Check each line of the listing below for the string "patient", and give only how many lines hold it.

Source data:
----------

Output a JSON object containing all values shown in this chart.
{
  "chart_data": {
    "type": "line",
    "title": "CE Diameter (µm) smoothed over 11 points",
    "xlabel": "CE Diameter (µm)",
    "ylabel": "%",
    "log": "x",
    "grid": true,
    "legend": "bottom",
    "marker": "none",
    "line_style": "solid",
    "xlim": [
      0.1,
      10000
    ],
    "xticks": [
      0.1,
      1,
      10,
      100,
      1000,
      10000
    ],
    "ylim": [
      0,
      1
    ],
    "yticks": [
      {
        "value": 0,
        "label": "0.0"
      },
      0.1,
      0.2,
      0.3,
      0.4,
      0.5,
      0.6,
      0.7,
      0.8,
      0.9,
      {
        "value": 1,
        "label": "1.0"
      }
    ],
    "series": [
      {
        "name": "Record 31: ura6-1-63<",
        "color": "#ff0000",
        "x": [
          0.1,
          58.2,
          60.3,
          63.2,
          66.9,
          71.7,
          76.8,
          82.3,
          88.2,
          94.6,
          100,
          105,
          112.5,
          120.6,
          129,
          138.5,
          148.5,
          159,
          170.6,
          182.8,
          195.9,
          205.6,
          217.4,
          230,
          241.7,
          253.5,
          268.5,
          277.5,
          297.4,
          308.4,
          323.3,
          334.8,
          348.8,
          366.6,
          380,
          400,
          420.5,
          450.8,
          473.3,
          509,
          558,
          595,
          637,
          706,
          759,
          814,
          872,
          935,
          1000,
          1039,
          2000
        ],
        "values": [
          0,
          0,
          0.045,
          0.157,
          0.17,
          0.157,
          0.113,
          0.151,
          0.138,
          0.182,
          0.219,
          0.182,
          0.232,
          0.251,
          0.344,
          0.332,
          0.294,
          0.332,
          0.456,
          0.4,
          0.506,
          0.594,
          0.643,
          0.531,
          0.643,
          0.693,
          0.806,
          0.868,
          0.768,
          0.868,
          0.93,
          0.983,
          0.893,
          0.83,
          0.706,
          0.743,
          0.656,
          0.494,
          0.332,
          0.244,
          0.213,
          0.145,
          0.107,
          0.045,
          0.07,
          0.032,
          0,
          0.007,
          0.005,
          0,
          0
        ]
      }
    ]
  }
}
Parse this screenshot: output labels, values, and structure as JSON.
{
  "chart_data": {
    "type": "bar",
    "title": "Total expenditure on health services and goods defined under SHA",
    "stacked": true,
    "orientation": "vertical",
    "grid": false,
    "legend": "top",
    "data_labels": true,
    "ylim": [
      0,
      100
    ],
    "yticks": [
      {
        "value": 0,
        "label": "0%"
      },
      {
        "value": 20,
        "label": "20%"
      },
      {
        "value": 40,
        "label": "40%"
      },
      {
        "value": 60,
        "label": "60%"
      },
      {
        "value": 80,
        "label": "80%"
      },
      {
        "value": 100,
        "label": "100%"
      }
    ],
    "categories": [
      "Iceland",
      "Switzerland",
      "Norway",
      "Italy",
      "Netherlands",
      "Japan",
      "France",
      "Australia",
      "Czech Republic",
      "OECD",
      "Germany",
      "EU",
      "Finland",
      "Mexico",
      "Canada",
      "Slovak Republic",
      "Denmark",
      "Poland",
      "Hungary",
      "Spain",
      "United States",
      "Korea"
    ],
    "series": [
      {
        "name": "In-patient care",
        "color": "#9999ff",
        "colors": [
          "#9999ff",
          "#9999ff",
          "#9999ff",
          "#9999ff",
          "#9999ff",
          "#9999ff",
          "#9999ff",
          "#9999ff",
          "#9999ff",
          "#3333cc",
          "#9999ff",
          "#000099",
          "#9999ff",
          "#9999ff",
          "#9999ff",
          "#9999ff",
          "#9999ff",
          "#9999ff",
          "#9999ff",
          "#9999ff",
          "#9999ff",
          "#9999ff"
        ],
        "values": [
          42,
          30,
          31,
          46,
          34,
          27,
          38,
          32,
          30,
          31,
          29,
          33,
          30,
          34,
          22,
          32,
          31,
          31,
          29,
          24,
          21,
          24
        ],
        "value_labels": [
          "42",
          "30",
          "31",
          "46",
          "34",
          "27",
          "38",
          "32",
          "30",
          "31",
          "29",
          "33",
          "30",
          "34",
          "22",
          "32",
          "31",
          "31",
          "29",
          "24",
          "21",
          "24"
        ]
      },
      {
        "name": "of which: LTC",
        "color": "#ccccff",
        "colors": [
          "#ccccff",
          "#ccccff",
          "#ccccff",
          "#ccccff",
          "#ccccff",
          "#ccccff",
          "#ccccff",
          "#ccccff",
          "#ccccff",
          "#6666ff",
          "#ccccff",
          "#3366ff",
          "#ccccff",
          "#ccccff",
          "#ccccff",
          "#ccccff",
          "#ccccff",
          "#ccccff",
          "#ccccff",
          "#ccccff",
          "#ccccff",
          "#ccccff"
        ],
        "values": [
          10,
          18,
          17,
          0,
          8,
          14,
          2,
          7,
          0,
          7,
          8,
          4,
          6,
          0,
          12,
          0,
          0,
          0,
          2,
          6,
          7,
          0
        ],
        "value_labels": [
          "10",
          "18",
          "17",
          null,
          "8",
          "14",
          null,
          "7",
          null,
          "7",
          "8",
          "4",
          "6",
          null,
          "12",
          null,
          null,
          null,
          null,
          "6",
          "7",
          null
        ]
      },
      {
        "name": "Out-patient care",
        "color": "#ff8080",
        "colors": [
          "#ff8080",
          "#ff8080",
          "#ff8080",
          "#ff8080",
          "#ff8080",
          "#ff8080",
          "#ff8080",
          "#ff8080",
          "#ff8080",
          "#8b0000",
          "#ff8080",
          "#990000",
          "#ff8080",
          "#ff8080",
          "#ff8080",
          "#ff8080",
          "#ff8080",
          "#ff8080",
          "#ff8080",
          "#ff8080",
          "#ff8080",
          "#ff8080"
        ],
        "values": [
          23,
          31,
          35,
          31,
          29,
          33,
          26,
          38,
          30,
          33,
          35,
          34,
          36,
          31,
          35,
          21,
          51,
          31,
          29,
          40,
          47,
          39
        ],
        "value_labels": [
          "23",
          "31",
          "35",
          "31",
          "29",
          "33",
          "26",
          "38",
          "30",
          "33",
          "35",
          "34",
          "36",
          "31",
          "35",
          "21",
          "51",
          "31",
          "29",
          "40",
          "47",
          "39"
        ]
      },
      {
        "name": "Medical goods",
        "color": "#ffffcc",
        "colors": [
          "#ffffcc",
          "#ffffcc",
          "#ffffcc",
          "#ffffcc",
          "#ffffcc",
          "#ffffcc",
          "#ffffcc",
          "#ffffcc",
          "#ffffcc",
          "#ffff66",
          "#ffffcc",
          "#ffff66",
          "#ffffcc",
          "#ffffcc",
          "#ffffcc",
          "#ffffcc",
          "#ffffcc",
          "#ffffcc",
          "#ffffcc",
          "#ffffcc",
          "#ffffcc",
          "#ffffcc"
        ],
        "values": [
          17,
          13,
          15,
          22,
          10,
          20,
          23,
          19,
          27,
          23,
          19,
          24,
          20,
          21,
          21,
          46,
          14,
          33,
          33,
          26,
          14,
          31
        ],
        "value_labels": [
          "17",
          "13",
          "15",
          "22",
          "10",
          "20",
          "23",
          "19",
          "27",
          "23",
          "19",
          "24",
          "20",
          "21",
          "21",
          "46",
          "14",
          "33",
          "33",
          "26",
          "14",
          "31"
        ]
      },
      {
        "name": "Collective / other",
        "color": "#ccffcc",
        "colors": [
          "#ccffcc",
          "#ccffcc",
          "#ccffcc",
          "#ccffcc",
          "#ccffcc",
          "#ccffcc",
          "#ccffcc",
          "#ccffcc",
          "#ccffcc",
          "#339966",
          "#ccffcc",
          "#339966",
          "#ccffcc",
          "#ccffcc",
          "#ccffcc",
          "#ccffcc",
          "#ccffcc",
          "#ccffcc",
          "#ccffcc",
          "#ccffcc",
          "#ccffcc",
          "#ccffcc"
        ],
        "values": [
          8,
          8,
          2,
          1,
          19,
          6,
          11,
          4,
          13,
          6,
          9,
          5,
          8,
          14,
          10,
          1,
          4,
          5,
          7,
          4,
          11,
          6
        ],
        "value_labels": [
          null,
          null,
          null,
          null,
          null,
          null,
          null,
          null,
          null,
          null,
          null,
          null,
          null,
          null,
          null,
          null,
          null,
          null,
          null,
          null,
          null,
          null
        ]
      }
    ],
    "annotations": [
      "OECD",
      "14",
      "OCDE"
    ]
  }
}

----------

RESPONSE TO THIS TASK:
2